>>>>>
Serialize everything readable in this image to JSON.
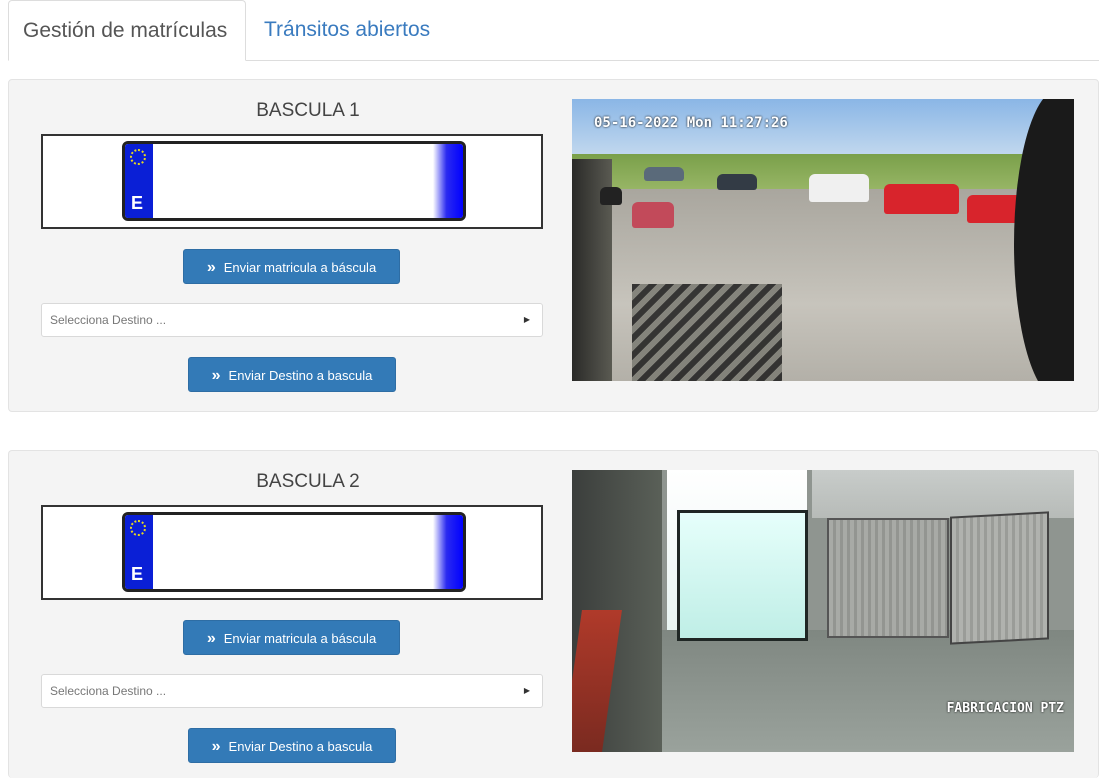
{
  "tabs": [
    {
      "label": "Gestión de matrículas",
      "active": true
    },
    {
      "label": "Tránsitos abiertos",
      "active": false
    }
  ],
  "basculas": [
    {
      "title": "BASCULA 1",
      "plate_country": "E",
      "send_plate_label": "Enviar matricula a báscula",
      "destination_placeholder": "Selecciona Destino ...",
      "send_destination_label": "Enviar Destino a bascula",
      "camera_osd": "05-16-2022 Mon 11:27:26"
    },
    {
      "title": "BASCULA 2",
      "plate_country": "E",
      "send_plate_label": "Enviar matricula a báscula",
      "destination_placeholder": "Selecciona Destino ...",
      "send_destination_label": "Enviar Destino a bascula",
      "camera_osd": "FABRICACION PTZ"
    }
  ],
  "colors": {
    "primary_button": "#337ab7",
    "tab_link": "#3a7bbf",
    "panel_bg": "#f4f4f4",
    "plate_eu_band": "#0a1fd6"
  },
  "icons": {
    "button_icon": "double-chevron-right-icon",
    "select_icon": "caret-right-icon"
  }
}
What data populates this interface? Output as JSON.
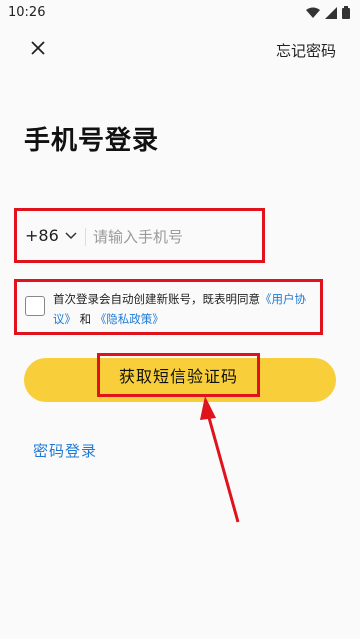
{
  "status_bar": {
    "time": "10:26"
  },
  "header": {
    "forgot_password": "忘记密码"
  },
  "title": "手机号登录",
  "phone": {
    "country_code": "+86",
    "placeholder": "请输入手机号",
    "value": ""
  },
  "agreement": {
    "text_before": "首次登录会自动创建新账号，既表明同意",
    "user_agreement": "《用户协议》",
    "and": " 和 ",
    "privacy_policy": "《隐私政策》"
  },
  "sms_button": {
    "label": "获取短信验证码"
  },
  "password_login": "密码登录",
  "colors": {
    "accent_yellow": "#F8CF3A",
    "link_blue": "#1F7AD6",
    "highlight_red": "#E0131C"
  }
}
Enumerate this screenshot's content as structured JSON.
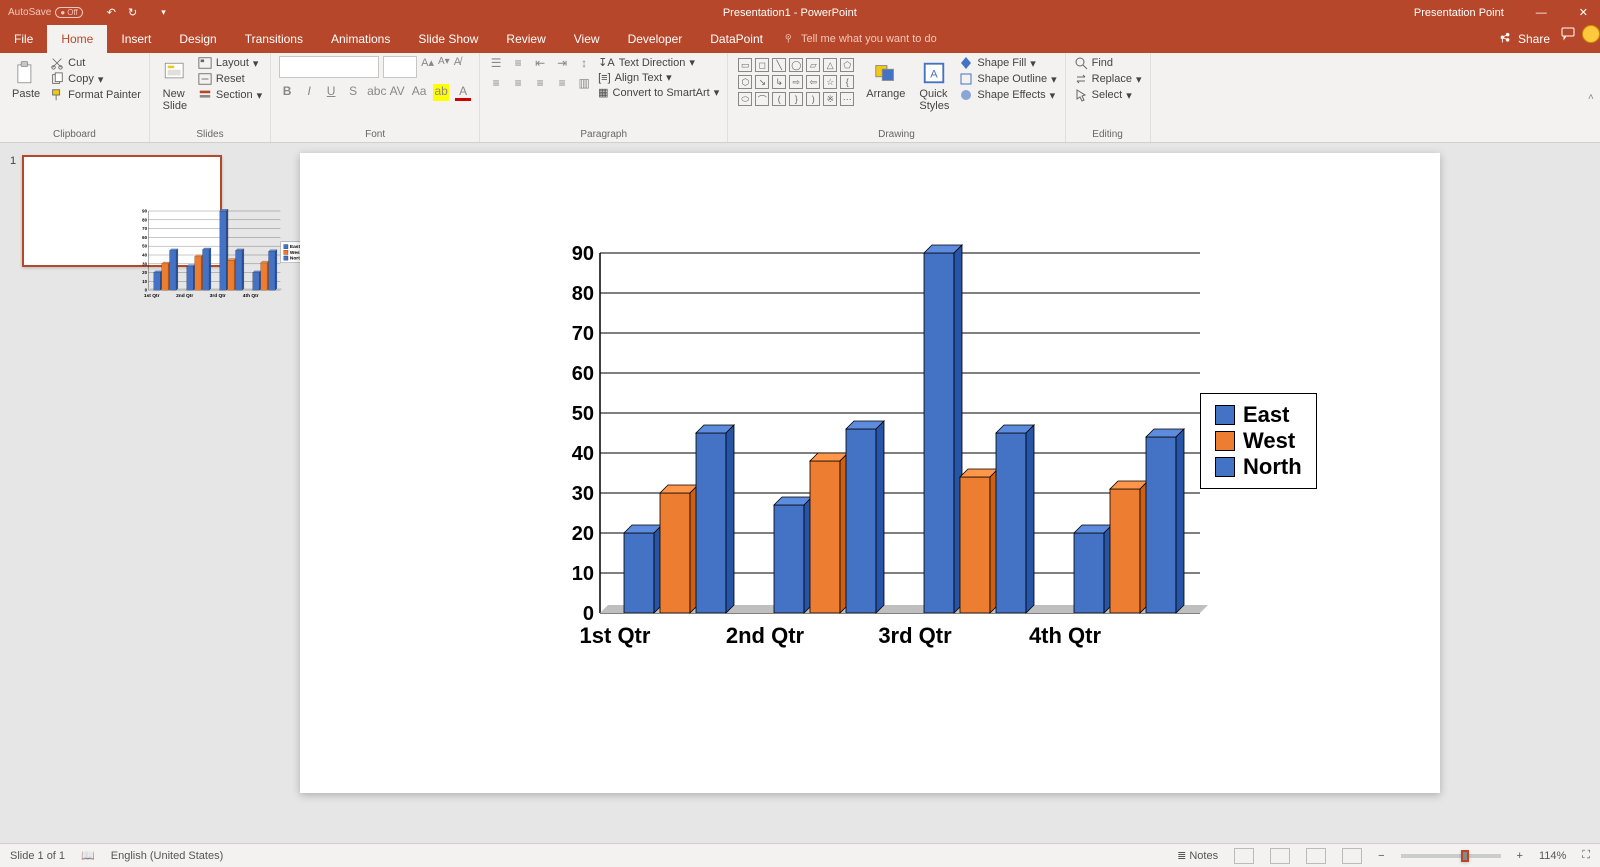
{
  "titlebar": {
    "autosave_label": "AutoSave",
    "autosave_state": "Off",
    "title": "Presentation1 - PowerPoint",
    "brand_right": "Presentation Point"
  },
  "tabs": {
    "items": [
      "File",
      "Home",
      "Insert",
      "Design",
      "Transitions",
      "Animations",
      "Slide Show",
      "Review",
      "View",
      "Developer",
      "DataPoint"
    ],
    "active": "Home",
    "tell_me": "Tell me what you want to do",
    "share": "Share"
  },
  "ribbon": {
    "clipboard": {
      "label": "Clipboard",
      "paste": "Paste",
      "cut": "Cut",
      "copy": "Copy",
      "format_painter": "Format Painter"
    },
    "slides": {
      "label": "Slides",
      "new_slide": "New\nSlide",
      "layout": "Layout",
      "reset": "Reset",
      "section": "Section"
    },
    "font": {
      "label": "Font",
      "font_name": "",
      "font_size": ""
    },
    "paragraph": {
      "label": "Paragraph",
      "text_direction": "Text Direction",
      "align_text": "Align Text",
      "smartart": "Convert to SmartArt"
    },
    "drawing": {
      "label": "Drawing",
      "arrange": "Arrange",
      "quick_styles": "Quick\nStyles",
      "shape_fill": "Shape Fill",
      "shape_outline": "Shape Outline",
      "shape_effects": "Shape Effects"
    },
    "editing": {
      "label": "Editing",
      "find": "Find",
      "replace": "Replace",
      "select": "Select"
    }
  },
  "thumbs": {
    "num": "1"
  },
  "statusbar": {
    "slide_pos": "Slide 1 of 1",
    "lang": "English (United States)",
    "notes": "Notes",
    "zoom": "114%"
  },
  "chart_data": {
    "type": "bar",
    "categories": [
      "1st Qtr",
      "2nd Qtr",
      "3rd Qtr",
      "4th Qtr"
    ],
    "series": [
      {
        "name": "East",
        "color": "#4472c4",
        "values": [
          20,
          27,
          90,
          20
        ]
      },
      {
        "name": "West",
        "color": "#ed7d31",
        "values": [
          30,
          38,
          34,
          31
        ]
      },
      {
        "name": "North",
        "color": "#4472c4",
        "values": [
          45,
          46,
          45,
          44
        ]
      }
    ],
    "ylabel": "",
    "xlabel": "",
    "ylim": [
      0,
      90
    ],
    "yticks": [
      0,
      10,
      20,
      30,
      40,
      50,
      60,
      70,
      80,
      90
    ],
    "legend_position": "right"
  }
}
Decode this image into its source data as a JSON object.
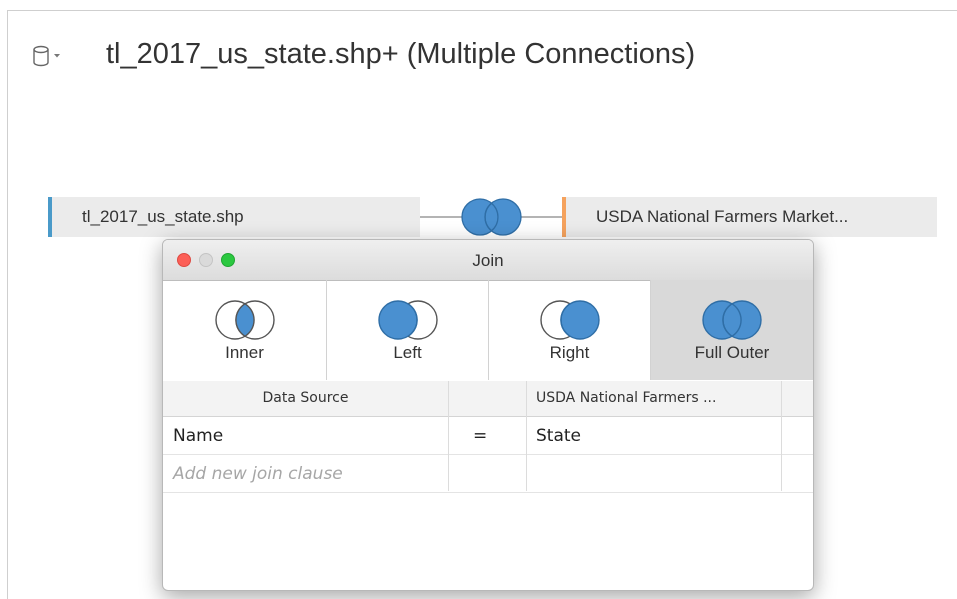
{
  "data_source": {
    "icon": "database-icon",
    "title": "tl_2017_us_state.shp+ (Multiple Connections)"
  },
  "canvas": {
    "left_table": {
      "name": "tl_2017_us_state.shp",
      "accent_color": "#4a9ac9"
    },
    "right_table": {
      "name": "USDA National Farmers Market...",
      "accent_color": "#f5a25d"
    },
    "join_icon": "full-outer-join-icon"
  },
  "dialog": {
    "title": "Join",
    "join_types": [
      {
        "label": "Inner",
        "icon": "inner-join-icon"
      },
      {
        "label": "Left",
        "icon": "left-join-icon"
      },
      {
        "label": "Right",
        "icon": "right-join-icon"
      },
      {
        "label": "Full Outer",
        "icon": "full-outer-join-icon",
        "selected": true
      }
    ],
    "clause_table": {
      "headers": [
        "Data Source",
        "",
        "USDA National Farmers ..."
      ],
      "rows": [
        {
          "left": "Name",
          "operator": "=",
          "right": "State"
        }
      ],
      "add_clause_placeholder": "Add new join clause"
    }
  },
  "colors": {
    "join_fill": "#4a90d0",
    "selected_join_bg": "#d9d9d9"
  }
}
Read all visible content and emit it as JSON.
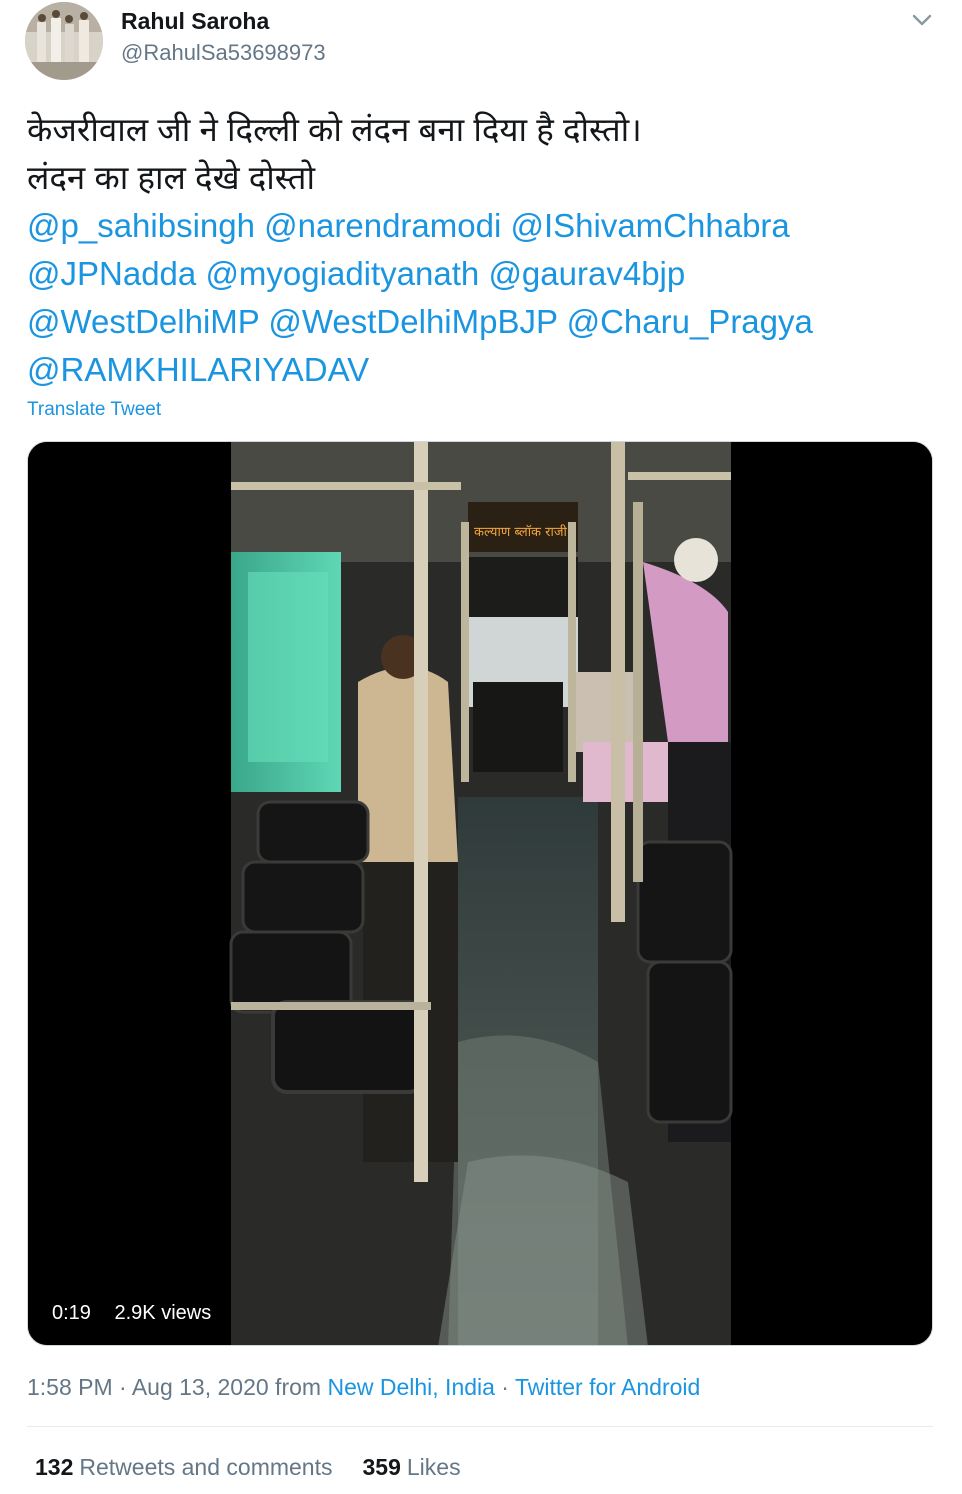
{
  "user": {
    "name": "Rahul Saroha",
    "handle": "@RahulSa53698973"
  },
  "tweet": {
    "lines": [
      [
        "केजरीवाल जी ने दिल्ली को लंदन बना दिया है दोस्तो।"
      ],
      [
        "लंदन का हाल देखे दोस्तो"
      ],
      [
        "@p_sahibsingh",
        "@narendramodi",
        "@IShivamChhabra"
      ],
      [
        "@JPNadda",
        "@myogiadityanath",
        "@gaurav4bjp"
      ],
      [
        "@WestDelhiMP",
        "@WestDelhiMpBJP",
        "@Charu_Pragya"
      ],
      [
        "@RAMKHILARIYADAV"
      ]
    ],
    "translate_label": "Translate Tweet"
  },
  "video": {
    "duration": "0:19",
    "views": "2.9K views",
    "bus_sign_text": "कल्याण ब्लॉक राजी"
  },
  "meta": {
    "time": "1:58 PM",
    "sep1": " · ",
    "date": "Aug 13, 2020",
    "from": " from ",
    "location": "New Delhi, India",
    "sep2": " · ",
    "source": "Twitter for Android"
  },
  "stats": {
    "retweets_count": "132",
    "retweets_label": "Retweets and comments",
    "likes_count": "359",
    "likes_label": "Likes"
  },
  "colors": {
    "link": "#1b95e0",
    "text": "#14171a",
    "muted": "#657786"
  },
  "icons": [
    "avatar",
    "chevron-down-icon"
  ]
}
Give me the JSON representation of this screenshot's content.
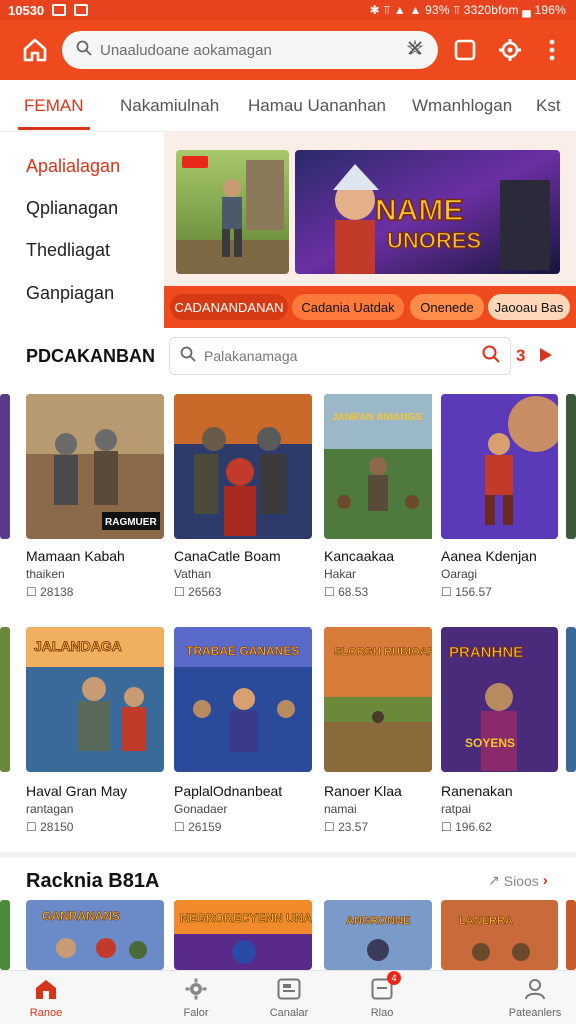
{
  "status_bar": {
    "time": "10530",
    "right_text": "✱ ⫪ ▲ ▲ 93% ⫪ 3320bfom ▄ 196%"
  },
  "app_bar": {
    "search_placeholder": "Unaaludoane aokamagan"
  },
  "tabs": [
    {
      "label": "FEMAN",
      "active": true
    },
    {
      "label": "Nakamiulnah"
    },
    {
      "label": "Hamau Uananhan"
    },
    {
      "label": "Wmanhlogan"
    },
    {
      "label": "Kst"
    }
  ],
  "categories": [
    {
      "label": "Apalialagan",
      "active": true
    },
    {
      "label": "Qplianagan"
    },
    {
      "label": "Thedliagat"
    },
    {
      "label": "Ganpiagan"
    }
  ],
  "banner": {
    "main_title_line1": "NAME",
    "main_title_line2": "UNORES",
    "pills": [
      "CADANANDANAN",
      "Cadania Uatdak",
      "Onenede",
      "Jaooau Bas"
    ]
  },
  "search_section": {
    "title": "PDCAKANBAN",
    "placeholder": "Palakanamaga",
    "count": "3"
  },
  "games_row1": [
    {
      "name": "Mamaan Kabah",
      "sub": "thaiken",
      "meta": "☐ 28138",
      "banner": "RAGMUER"
    },
    {
      "name": "CanaCatle Boam",
      "sub": "Vathan",
      "meta": "☐ 26563",
      "banner": ""
    },
    {
      "name": "Kancaakaa",
      "sub": "Hakar",
      "meta": "☐ 68.53",
      "banner": "JANRAN ANIANGS"
    },
    {
      "name": "Aanea Kdenjan",
      "sub": "Oaragi",
      "meta": "☐ 156.57",
      "banner": ""
    }
  ],
  "games_row2": [
    {
      "name": "Haval Gran May",
      "sub": "rantagan",
      "meta": "☐ 28150",
      "banner": "JALANDAGA"
    },
    {
      "name": "PaplalOdnanbeat",
      "sub": "Gonadaer",
      "meta": "☐ 26159",
      "banner": "TRABAE GANANES"
    },
    {
      "name": "Ranoer Klaa",
      "sub": "namai",
      "meta": "☐ 23.57",
      "banner": "SLORGH RUBIOAR"
    },
    {
      "name": "Ranenakan",
      "sub": "ratpai",
      "meta": "☐ 196.62",
      "banner": "PRANHNE",
      "banner2": "SOYENS"
    }
  ],
  "section2": {
    "title": "Racknia B81A",
    "see_all": "Sioos",
    "banners": [
      "GANRANANS",
      "NEGRORECYENN UNANKAN",
      "ANGRONNE",
      "LANERRA"
    ]
  },
  "bottom_nav": [
    {
      "label": "Ranoe",
      "active": true
    },
    {
      "label": "Falor"
    },
    {
      "label": "Canalar"
    },
    {
      "label": "Rlao",
      "badge": "4"
    },
    {
      "label": "Pateanlers"
    }
  ],
  "colors": {
    "brand": "#ee4a1e",
    "accent": "#d8341a"
  }
}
<<<<<
**OBJECTIVE:** Pull every line containing "image" from the data.

**TASK ANSWER:**
Serialize everything readable in this image to JSON.
Decode this image into its source data as a JSON object.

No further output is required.